*Stated task:* Check each line of the listing below for the string "Ημέρα", and give only how many lines hold it.

Data entries:

______________________________

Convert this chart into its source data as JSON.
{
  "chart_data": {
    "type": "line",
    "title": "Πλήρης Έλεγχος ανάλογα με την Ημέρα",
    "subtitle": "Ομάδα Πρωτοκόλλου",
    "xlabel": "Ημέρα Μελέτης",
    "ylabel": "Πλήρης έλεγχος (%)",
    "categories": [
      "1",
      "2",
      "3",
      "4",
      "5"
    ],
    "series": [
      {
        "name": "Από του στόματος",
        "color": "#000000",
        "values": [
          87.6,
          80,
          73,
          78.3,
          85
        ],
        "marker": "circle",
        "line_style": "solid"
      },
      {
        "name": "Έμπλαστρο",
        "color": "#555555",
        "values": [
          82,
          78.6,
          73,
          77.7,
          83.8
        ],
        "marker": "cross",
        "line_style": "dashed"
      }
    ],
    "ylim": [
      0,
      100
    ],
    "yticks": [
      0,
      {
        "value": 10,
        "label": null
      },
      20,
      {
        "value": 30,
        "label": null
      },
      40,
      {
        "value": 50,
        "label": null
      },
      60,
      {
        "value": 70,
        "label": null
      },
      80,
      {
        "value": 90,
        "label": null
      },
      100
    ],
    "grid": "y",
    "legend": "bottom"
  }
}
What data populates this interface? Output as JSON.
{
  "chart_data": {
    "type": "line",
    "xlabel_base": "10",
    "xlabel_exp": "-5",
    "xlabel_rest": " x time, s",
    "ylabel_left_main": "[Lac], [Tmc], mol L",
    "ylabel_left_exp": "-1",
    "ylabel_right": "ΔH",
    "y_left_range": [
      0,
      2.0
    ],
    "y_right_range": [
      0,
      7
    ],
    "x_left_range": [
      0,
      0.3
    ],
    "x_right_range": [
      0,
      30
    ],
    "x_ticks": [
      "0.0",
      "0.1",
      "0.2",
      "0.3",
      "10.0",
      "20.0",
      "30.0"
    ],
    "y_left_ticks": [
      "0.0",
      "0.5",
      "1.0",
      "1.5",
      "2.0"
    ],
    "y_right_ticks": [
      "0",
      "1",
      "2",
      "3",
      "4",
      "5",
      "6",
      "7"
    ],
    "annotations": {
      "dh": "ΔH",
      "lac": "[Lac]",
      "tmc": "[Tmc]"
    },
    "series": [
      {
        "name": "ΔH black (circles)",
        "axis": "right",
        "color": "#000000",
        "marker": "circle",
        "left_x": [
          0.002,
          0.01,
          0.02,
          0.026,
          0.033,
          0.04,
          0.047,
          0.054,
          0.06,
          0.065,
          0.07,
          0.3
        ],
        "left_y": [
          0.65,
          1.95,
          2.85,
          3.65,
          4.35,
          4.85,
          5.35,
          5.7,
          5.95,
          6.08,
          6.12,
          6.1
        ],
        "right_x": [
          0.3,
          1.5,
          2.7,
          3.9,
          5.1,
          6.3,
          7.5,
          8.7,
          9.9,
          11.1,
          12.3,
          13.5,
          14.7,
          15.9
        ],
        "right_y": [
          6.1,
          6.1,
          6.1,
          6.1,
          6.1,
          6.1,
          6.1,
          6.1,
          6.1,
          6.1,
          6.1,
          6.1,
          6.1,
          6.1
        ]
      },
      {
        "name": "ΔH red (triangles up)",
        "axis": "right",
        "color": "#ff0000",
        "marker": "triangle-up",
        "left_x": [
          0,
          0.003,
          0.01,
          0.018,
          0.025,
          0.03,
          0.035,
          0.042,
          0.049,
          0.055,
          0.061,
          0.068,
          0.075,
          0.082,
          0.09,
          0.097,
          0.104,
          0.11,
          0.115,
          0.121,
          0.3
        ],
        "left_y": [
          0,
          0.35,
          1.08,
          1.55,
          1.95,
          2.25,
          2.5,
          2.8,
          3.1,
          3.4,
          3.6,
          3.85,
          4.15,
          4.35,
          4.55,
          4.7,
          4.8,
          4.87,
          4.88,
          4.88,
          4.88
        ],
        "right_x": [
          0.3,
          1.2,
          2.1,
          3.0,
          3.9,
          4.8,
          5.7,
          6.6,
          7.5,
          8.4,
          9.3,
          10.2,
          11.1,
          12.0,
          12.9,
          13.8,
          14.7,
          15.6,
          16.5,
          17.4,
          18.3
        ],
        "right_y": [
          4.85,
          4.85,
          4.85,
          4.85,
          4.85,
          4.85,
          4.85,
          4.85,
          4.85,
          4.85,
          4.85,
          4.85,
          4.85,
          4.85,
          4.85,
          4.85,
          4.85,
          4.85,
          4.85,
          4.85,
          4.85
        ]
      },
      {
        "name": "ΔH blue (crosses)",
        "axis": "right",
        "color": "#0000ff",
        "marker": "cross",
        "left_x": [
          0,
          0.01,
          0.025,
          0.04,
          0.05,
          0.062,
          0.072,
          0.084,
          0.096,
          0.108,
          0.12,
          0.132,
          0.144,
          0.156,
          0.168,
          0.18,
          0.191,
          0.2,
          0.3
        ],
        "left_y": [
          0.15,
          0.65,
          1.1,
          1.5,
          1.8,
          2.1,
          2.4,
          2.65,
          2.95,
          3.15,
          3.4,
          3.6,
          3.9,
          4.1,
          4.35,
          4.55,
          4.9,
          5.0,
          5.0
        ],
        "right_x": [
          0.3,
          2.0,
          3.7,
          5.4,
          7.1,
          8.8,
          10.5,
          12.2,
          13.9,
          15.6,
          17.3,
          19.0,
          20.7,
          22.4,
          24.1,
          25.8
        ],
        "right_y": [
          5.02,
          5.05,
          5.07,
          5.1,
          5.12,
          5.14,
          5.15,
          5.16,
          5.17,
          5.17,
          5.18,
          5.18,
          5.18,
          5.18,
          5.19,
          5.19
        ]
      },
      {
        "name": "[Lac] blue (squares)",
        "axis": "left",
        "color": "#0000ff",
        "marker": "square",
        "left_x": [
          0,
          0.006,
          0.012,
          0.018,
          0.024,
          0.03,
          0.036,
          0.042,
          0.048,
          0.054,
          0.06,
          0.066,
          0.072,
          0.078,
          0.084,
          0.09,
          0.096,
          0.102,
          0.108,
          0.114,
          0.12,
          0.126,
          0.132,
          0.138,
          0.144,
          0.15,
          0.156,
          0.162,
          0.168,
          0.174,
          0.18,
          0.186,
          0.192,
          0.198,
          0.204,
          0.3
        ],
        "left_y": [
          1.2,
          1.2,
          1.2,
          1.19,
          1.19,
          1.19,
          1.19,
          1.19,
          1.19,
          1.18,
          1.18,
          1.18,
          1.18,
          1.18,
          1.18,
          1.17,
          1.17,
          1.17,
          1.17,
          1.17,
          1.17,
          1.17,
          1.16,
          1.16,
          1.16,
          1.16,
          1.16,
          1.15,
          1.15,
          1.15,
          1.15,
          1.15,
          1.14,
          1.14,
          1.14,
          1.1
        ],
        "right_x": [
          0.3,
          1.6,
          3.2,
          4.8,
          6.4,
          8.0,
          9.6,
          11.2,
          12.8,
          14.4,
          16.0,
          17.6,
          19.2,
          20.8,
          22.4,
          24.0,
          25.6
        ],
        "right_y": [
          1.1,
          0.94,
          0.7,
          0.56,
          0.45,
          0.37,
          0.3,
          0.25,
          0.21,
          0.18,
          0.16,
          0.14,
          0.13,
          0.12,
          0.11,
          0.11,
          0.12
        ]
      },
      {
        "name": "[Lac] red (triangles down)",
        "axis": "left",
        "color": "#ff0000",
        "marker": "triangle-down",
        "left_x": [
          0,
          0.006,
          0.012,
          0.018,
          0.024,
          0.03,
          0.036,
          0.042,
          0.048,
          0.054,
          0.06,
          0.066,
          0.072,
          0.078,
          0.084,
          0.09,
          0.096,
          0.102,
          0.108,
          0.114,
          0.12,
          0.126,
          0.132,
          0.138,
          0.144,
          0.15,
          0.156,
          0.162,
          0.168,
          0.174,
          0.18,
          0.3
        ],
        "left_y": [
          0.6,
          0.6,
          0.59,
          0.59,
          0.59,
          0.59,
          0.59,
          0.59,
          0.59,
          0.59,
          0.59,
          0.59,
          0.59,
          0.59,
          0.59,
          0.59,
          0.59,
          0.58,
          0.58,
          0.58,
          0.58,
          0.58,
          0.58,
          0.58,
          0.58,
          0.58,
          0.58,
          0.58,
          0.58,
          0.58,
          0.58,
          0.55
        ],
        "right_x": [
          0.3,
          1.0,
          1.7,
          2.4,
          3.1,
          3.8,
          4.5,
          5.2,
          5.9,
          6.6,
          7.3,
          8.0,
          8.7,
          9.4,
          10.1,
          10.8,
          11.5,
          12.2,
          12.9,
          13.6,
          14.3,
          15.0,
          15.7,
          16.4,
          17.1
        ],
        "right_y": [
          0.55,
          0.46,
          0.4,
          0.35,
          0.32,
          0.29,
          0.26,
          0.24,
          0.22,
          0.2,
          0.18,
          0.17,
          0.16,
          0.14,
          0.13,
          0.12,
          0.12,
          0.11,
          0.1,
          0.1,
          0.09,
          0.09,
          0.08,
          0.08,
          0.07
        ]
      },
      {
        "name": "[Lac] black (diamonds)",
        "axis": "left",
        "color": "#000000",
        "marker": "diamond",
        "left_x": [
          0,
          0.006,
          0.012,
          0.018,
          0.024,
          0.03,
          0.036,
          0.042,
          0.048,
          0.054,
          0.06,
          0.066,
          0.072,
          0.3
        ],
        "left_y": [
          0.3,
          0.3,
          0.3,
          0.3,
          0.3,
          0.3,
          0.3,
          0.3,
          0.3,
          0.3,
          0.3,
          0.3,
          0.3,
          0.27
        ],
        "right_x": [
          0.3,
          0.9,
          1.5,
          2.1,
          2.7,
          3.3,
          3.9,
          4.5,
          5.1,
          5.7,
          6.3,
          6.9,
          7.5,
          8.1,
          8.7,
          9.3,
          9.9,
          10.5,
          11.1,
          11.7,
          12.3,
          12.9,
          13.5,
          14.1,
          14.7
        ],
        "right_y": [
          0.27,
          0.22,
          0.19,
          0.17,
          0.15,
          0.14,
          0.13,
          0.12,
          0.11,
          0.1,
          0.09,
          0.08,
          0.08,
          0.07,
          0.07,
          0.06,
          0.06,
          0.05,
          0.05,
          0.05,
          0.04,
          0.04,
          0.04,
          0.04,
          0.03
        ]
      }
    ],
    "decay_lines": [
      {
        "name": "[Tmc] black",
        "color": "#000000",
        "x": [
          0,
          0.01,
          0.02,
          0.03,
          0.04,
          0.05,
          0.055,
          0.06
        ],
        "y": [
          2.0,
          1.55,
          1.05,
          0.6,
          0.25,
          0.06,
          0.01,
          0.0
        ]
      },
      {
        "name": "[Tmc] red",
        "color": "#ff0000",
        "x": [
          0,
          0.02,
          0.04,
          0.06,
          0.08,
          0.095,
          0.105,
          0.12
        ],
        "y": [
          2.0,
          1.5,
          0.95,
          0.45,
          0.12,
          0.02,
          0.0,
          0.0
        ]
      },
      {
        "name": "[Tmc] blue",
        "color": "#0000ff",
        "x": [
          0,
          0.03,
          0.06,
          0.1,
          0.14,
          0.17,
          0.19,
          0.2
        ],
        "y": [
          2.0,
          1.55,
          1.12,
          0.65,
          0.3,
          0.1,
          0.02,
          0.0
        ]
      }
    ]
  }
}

______________________________

*Right answer:* 2